AIM:
How many lines in the records below hold the string "icon"? Please answer with the number and nothing more.

SOURCE MATERIAL:
_ _ _ _ _ _ _

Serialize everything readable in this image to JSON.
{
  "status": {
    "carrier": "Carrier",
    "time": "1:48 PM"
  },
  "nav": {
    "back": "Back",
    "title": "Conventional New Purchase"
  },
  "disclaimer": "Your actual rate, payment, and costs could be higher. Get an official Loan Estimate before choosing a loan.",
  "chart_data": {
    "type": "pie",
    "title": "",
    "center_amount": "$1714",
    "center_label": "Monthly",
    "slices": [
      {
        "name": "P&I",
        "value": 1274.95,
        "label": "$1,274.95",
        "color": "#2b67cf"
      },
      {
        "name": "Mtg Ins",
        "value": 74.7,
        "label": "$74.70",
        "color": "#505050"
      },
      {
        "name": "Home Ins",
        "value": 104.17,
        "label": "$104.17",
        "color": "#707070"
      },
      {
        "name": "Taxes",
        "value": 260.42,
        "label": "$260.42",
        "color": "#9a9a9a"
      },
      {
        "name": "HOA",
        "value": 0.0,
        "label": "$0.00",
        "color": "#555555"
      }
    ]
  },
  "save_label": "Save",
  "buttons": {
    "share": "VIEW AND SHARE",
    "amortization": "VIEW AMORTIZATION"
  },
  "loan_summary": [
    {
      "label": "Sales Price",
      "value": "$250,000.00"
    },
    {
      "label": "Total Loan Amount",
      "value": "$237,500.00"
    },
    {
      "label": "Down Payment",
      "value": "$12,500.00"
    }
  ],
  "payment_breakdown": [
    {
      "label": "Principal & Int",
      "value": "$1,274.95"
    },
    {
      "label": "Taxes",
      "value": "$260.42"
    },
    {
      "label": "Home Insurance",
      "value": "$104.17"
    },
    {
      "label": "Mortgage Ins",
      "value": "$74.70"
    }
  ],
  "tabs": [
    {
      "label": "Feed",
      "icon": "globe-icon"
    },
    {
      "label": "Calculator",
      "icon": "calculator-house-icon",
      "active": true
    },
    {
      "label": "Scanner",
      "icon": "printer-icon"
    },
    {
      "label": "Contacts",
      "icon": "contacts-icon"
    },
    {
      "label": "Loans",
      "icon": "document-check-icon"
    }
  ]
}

_ _ _ _ _ _ _

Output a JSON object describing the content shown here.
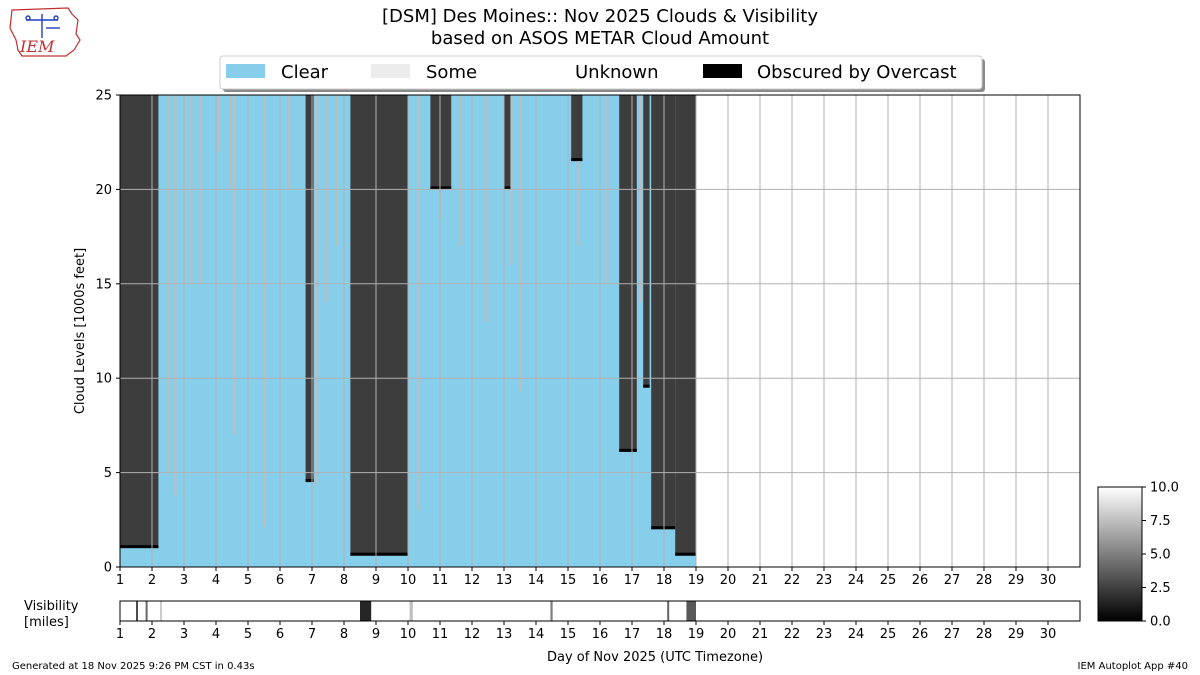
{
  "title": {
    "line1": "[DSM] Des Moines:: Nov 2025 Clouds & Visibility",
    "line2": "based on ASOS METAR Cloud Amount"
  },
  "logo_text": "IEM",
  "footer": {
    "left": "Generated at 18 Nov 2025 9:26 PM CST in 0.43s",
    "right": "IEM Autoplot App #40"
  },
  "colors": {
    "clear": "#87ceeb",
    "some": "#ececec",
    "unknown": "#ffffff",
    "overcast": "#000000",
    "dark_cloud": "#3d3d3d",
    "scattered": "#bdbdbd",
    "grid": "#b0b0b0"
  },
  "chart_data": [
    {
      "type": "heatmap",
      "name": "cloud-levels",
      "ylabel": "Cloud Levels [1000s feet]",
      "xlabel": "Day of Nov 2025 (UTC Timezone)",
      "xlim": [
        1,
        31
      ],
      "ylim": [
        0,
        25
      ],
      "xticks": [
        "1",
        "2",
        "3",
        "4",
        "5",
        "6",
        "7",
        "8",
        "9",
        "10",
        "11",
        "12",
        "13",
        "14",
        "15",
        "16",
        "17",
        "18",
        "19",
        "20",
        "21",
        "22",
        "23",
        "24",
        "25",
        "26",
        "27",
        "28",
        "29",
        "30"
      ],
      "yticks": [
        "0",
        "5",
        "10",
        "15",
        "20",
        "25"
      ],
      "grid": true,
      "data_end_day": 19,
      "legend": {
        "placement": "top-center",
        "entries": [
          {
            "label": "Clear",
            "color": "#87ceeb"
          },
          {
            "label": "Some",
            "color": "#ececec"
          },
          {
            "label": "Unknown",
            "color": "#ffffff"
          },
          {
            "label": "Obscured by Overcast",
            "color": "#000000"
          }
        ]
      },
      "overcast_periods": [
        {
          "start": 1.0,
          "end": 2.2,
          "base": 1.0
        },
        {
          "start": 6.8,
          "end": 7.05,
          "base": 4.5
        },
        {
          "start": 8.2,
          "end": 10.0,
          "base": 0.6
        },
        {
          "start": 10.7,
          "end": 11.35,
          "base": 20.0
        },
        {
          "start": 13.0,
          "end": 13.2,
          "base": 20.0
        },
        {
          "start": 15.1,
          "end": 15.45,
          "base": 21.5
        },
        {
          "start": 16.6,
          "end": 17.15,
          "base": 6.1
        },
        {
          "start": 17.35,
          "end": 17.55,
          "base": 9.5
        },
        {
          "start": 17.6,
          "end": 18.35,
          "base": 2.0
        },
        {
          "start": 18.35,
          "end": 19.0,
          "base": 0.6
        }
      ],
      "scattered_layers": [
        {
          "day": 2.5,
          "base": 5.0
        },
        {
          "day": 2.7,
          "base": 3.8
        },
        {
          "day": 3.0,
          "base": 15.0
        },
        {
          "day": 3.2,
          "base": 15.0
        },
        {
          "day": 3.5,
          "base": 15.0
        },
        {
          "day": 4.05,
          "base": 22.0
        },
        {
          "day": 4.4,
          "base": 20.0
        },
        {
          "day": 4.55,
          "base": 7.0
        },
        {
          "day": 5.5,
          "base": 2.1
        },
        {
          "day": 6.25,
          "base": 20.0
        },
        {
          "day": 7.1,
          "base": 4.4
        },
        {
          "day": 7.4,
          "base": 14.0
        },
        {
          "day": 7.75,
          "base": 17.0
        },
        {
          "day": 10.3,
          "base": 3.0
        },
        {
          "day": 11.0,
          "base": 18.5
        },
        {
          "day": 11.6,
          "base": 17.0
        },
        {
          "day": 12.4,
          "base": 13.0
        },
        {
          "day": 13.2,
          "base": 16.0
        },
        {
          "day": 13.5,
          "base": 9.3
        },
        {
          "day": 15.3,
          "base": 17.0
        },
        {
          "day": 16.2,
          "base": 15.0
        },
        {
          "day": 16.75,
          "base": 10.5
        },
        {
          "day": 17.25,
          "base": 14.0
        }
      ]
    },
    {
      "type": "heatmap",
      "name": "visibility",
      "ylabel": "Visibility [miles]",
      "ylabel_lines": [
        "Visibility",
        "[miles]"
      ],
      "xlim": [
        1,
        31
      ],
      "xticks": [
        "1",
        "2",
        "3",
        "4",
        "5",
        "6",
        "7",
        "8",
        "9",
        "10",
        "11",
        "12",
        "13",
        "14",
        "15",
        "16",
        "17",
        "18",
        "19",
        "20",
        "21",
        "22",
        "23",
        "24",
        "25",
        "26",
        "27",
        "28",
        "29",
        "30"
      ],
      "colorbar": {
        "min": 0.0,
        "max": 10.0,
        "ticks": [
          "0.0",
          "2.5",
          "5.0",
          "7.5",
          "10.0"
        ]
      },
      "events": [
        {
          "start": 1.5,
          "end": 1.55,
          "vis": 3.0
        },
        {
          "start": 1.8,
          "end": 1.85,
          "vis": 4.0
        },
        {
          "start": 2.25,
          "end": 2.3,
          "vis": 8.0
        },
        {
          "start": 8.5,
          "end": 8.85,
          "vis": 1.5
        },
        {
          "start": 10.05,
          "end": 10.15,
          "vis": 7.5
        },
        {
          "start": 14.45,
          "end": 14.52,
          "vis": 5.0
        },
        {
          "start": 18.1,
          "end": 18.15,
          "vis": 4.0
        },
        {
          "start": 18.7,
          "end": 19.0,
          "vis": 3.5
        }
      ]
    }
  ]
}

_ _ _ _ _ _ _

OUTPUT BELOW:
5